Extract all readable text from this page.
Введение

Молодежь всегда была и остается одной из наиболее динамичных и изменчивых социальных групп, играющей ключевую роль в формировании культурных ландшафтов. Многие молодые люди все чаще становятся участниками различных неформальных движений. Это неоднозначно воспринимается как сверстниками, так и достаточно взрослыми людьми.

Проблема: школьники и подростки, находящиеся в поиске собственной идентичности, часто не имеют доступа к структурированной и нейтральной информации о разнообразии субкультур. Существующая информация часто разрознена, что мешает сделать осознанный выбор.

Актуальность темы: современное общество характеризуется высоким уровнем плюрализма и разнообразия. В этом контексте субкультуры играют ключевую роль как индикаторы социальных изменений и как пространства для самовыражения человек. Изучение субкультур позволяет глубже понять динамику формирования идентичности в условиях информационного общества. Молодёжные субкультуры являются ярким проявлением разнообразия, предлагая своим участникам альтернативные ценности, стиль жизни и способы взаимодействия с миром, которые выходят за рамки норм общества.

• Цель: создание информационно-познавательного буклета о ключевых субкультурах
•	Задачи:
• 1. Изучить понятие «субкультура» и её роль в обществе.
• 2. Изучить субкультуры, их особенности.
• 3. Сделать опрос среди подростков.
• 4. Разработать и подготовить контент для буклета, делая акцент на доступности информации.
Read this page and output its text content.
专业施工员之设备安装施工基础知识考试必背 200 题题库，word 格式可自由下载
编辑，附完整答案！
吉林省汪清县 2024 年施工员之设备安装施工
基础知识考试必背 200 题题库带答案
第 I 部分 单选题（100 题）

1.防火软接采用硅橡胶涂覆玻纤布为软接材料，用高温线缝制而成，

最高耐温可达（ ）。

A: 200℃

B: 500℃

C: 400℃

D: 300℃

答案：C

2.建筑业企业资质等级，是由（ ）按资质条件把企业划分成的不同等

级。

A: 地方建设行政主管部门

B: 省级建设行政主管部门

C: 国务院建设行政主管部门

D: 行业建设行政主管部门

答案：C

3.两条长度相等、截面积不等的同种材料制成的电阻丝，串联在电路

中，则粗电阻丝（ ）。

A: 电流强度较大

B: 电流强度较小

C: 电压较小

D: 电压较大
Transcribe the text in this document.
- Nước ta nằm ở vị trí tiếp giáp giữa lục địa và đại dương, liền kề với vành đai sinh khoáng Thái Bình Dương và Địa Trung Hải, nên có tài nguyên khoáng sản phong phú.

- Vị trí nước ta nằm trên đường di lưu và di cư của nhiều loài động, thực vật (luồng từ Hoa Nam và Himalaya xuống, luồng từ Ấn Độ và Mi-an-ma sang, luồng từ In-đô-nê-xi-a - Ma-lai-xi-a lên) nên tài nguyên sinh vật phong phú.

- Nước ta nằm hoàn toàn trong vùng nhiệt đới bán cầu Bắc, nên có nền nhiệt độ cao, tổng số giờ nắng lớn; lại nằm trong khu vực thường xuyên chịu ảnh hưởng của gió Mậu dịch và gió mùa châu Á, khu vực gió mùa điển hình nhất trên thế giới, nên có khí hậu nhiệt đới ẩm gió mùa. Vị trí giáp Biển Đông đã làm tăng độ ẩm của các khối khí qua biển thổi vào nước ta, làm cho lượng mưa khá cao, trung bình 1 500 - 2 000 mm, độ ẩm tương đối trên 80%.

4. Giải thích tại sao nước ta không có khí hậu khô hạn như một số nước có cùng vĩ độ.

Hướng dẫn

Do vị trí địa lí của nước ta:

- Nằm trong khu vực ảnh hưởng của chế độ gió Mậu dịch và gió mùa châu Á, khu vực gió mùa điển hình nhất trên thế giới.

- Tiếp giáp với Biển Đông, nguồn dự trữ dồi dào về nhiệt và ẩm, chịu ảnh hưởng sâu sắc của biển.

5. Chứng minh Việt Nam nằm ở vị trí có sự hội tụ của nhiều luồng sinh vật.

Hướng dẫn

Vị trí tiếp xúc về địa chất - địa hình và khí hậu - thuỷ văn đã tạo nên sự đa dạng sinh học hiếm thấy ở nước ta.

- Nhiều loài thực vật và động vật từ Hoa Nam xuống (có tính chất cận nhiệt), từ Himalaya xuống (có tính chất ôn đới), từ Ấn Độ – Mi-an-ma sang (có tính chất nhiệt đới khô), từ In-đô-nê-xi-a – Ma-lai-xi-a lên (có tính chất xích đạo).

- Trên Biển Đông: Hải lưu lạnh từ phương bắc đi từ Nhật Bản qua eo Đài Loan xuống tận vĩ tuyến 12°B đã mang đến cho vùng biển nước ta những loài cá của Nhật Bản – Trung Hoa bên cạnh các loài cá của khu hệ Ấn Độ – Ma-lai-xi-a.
######
**Given task:** Find the lines above that contain the word "this" and collect them.

**Correct result:**
Extract all readable text from this page.
Read this page and output its text content.
Transcribe the text in this document.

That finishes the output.